**Task brief**
Report each line of the data that includes the word "带答案解析".

-- START Rows --

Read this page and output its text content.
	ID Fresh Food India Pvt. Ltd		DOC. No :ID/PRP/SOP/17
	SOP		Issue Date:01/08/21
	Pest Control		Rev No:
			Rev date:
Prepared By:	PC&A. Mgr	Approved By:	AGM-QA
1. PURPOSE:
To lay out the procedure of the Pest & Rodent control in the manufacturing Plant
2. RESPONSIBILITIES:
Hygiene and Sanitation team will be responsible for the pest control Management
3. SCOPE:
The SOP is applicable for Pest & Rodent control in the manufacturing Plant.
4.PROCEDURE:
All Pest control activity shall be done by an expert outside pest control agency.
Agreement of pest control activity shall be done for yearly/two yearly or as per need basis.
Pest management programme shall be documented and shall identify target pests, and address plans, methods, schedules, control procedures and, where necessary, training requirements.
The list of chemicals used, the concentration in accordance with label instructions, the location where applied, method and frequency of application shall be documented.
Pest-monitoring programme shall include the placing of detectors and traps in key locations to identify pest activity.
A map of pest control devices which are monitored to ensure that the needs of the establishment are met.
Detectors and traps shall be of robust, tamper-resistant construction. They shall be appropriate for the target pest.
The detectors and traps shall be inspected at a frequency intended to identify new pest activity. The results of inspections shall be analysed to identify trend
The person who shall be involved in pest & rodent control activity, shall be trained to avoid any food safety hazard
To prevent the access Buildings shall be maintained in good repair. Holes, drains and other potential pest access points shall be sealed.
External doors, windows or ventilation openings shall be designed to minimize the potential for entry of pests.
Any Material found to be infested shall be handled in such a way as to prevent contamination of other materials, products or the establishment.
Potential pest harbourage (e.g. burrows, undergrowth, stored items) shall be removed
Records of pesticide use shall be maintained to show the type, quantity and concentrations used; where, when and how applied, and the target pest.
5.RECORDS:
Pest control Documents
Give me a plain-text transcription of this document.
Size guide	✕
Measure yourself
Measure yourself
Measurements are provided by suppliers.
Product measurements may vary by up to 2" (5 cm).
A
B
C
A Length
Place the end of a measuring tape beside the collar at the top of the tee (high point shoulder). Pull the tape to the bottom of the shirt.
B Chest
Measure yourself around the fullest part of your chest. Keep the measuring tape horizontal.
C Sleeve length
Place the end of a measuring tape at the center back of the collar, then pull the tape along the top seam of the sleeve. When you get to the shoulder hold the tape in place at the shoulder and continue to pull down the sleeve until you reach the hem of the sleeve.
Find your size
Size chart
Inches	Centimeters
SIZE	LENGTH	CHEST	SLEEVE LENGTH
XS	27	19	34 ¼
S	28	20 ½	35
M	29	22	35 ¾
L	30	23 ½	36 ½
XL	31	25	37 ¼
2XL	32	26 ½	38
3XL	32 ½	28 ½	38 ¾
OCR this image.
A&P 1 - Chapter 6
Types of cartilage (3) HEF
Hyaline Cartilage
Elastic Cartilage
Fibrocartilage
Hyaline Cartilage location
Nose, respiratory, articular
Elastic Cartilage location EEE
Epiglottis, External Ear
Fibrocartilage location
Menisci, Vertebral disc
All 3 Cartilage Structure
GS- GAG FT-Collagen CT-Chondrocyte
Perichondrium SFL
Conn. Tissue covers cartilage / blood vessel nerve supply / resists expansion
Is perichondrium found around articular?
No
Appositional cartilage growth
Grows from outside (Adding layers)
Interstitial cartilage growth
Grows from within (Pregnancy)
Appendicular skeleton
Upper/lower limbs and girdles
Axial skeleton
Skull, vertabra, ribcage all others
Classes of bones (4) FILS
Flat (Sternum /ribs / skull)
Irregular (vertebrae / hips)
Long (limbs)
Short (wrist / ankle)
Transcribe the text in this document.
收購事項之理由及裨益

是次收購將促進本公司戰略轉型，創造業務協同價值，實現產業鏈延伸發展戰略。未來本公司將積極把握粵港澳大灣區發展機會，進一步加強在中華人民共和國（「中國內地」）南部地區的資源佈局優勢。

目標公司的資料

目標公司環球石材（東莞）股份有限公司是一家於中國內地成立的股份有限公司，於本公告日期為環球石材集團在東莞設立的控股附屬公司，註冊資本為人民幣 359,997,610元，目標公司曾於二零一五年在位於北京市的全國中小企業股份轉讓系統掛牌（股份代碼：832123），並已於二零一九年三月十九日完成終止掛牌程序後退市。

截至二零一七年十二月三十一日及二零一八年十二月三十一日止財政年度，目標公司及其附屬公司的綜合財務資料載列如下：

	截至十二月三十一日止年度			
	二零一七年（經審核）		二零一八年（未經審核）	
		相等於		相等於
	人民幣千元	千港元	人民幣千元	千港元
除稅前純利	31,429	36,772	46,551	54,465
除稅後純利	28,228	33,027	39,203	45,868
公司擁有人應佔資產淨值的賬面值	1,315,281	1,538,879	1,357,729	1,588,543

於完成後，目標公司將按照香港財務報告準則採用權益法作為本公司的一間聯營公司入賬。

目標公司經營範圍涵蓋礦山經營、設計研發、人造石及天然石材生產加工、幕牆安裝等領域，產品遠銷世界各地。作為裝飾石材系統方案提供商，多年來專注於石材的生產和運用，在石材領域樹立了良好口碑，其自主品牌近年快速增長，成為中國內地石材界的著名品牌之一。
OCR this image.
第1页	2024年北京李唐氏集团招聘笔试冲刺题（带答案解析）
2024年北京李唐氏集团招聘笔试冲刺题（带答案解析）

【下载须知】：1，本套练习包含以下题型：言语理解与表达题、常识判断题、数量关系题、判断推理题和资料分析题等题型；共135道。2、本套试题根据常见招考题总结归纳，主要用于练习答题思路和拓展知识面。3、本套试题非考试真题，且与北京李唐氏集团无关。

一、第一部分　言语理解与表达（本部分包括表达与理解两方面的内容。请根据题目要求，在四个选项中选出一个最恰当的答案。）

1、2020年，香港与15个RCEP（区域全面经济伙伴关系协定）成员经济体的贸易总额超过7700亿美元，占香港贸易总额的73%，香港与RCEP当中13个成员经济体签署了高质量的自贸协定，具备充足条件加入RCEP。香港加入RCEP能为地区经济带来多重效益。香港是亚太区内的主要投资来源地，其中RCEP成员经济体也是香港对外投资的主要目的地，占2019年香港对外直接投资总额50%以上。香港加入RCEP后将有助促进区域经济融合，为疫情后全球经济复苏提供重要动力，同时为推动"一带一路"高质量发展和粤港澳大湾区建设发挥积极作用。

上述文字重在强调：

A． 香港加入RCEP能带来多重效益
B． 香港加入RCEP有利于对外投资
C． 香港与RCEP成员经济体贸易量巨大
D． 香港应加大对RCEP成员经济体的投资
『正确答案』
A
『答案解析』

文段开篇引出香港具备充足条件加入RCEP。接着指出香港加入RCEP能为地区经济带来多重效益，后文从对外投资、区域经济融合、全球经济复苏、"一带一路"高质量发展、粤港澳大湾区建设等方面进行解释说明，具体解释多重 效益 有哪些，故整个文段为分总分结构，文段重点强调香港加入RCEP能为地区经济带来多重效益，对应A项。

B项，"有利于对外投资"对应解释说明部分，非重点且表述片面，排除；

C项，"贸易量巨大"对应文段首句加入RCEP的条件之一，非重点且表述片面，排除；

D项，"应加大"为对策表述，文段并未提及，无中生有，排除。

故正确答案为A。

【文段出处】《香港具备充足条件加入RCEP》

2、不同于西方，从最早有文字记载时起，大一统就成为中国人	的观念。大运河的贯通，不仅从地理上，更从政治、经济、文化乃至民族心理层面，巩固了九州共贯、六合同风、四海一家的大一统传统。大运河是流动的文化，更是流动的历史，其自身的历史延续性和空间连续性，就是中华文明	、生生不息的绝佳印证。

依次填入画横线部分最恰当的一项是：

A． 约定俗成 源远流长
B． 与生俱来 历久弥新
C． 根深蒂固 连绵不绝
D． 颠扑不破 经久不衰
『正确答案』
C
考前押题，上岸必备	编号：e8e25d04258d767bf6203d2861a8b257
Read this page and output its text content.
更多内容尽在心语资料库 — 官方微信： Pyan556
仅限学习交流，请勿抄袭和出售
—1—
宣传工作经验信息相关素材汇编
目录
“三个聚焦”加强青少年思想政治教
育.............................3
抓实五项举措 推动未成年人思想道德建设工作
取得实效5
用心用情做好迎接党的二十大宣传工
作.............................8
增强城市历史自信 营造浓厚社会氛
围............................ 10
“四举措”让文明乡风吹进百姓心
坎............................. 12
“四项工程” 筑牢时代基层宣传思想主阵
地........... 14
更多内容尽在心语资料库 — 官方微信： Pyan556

-- END Rows --

**Response to the task**
第1页	2024年北京李唐氏集团招聘笔试冲刺题（带答案解析）
2024年北京李唐氏集团招聘笔试冲刺题（带答案解析）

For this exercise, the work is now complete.